▶ **The task**:
Identify, in the records below, every line where the string "Shadows" appears, and copy each such line.

▶ **Provided material**:
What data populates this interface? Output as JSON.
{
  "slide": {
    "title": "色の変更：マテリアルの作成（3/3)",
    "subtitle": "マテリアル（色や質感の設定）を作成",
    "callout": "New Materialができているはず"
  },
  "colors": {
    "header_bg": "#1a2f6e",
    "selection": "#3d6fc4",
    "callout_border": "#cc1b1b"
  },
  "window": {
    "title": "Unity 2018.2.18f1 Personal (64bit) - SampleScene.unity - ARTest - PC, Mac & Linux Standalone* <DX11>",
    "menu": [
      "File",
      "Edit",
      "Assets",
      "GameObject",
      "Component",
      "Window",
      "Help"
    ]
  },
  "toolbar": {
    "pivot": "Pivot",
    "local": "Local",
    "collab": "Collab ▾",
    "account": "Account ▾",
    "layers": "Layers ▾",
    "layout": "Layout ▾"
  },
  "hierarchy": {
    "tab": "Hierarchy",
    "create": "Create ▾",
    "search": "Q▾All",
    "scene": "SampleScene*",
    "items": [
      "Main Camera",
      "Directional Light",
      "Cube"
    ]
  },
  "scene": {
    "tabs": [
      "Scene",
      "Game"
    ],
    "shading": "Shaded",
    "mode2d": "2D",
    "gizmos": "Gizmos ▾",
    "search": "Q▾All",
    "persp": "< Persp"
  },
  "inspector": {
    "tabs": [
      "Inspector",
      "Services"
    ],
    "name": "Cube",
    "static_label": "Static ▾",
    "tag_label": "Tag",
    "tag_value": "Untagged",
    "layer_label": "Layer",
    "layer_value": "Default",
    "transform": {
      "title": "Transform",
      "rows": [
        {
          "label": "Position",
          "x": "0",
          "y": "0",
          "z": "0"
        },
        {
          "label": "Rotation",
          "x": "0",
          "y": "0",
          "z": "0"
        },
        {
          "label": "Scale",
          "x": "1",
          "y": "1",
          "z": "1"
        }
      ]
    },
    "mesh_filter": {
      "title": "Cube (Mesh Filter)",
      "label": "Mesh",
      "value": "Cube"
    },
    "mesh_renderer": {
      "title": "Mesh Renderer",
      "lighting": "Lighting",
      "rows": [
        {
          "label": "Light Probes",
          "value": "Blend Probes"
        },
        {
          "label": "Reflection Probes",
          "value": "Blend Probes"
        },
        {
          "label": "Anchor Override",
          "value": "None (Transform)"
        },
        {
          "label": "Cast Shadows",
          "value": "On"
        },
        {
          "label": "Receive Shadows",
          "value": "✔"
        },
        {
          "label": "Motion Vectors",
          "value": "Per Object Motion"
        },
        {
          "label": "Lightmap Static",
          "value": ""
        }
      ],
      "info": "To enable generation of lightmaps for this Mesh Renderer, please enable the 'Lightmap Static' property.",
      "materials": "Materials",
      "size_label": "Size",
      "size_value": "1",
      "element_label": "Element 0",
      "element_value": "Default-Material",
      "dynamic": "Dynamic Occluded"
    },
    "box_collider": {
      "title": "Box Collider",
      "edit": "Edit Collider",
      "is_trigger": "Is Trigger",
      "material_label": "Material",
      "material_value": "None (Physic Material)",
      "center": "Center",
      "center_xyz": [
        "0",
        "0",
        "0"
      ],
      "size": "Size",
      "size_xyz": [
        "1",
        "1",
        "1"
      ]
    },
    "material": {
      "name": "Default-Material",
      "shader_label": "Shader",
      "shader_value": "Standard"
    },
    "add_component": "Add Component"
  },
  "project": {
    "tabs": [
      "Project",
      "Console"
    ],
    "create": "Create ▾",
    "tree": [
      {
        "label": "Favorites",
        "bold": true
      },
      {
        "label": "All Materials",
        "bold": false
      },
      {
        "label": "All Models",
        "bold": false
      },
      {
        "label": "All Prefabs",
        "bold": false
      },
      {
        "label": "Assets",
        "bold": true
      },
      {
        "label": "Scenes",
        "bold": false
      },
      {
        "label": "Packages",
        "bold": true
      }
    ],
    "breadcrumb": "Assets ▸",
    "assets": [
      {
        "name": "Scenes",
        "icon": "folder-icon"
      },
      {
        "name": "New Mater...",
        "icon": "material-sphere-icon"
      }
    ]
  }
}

▶ **Finished task**:
          "label": "Cast Shadows",
          "label": "Receive Shadows",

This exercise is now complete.